### Dataset entries
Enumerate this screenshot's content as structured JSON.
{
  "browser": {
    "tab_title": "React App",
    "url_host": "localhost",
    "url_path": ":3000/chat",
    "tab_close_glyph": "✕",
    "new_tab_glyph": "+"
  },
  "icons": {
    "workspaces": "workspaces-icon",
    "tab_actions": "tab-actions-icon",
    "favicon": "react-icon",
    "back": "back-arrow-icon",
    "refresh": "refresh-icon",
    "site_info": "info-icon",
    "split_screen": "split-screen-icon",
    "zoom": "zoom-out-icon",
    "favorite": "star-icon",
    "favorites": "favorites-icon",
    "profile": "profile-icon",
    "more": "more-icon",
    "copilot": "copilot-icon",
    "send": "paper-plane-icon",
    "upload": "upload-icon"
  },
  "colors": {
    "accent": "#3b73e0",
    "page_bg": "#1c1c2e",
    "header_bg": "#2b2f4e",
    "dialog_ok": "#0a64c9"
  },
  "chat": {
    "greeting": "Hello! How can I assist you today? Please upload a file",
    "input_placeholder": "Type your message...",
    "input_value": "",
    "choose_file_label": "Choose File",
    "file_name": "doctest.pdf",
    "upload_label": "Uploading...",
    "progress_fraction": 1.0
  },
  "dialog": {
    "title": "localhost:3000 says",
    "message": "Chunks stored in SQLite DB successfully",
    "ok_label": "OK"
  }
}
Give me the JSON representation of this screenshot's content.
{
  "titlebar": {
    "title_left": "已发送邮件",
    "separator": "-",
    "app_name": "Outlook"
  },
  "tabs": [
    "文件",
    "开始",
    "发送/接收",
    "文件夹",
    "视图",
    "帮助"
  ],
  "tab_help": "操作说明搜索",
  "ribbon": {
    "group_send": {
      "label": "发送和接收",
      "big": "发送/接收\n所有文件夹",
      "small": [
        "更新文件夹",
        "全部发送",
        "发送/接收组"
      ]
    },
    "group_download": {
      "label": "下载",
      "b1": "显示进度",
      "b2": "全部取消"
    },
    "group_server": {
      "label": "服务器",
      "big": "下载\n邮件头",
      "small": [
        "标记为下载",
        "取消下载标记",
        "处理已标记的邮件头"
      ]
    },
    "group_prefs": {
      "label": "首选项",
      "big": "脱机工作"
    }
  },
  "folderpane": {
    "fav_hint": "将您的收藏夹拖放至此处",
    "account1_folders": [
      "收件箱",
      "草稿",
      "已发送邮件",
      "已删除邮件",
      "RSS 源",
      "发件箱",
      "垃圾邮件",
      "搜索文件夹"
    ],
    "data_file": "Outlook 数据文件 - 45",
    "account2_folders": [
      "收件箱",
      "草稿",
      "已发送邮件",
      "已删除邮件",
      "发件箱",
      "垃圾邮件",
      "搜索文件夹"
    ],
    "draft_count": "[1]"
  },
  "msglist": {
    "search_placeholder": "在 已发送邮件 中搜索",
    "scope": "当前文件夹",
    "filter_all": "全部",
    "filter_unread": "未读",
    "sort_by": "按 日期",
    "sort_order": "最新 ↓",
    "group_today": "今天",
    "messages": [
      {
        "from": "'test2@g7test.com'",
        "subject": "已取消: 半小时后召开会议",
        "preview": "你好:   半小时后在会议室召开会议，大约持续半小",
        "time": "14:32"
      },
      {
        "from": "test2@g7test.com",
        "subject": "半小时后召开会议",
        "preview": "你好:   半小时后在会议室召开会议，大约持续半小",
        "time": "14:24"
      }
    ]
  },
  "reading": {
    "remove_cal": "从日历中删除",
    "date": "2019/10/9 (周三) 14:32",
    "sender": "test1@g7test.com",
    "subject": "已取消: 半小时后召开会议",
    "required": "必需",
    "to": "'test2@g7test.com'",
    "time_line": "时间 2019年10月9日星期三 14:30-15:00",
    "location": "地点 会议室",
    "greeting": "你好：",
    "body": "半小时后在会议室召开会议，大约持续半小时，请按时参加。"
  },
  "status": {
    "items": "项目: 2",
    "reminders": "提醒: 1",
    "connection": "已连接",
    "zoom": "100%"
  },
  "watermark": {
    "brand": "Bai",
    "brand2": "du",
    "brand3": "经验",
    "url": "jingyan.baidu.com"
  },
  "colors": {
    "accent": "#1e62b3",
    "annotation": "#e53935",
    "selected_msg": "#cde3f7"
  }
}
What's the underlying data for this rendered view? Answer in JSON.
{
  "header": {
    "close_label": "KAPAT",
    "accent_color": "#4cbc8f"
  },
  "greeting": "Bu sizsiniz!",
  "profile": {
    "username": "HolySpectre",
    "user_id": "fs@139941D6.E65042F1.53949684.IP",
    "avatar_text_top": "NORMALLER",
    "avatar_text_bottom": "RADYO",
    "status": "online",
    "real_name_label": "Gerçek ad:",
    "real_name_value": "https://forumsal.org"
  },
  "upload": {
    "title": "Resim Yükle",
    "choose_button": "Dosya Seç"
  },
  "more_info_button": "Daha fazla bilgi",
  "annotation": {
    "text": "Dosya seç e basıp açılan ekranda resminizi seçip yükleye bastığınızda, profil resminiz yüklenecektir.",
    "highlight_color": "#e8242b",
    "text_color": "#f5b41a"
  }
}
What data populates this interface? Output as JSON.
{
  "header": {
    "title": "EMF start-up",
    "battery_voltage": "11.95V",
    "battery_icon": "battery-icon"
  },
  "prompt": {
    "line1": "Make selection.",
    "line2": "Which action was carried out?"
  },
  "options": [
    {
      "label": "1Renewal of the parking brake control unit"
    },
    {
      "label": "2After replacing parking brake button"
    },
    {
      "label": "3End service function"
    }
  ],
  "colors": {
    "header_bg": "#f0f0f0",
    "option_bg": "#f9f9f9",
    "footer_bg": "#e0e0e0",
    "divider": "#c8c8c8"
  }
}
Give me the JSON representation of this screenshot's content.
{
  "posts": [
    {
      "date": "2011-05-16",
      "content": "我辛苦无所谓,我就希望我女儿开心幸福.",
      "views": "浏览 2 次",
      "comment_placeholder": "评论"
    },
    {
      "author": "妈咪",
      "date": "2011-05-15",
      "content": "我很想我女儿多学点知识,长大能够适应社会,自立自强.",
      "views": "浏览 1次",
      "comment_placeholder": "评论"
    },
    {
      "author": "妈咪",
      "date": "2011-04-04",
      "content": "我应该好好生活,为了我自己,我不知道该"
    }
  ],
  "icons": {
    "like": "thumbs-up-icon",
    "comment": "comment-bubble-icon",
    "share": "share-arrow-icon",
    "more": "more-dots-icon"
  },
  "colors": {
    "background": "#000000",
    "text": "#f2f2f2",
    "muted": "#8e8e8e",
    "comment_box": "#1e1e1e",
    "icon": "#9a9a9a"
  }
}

### Given task
Find every line with the word "localhost" and state how many there are, with no other words.

### Response below
2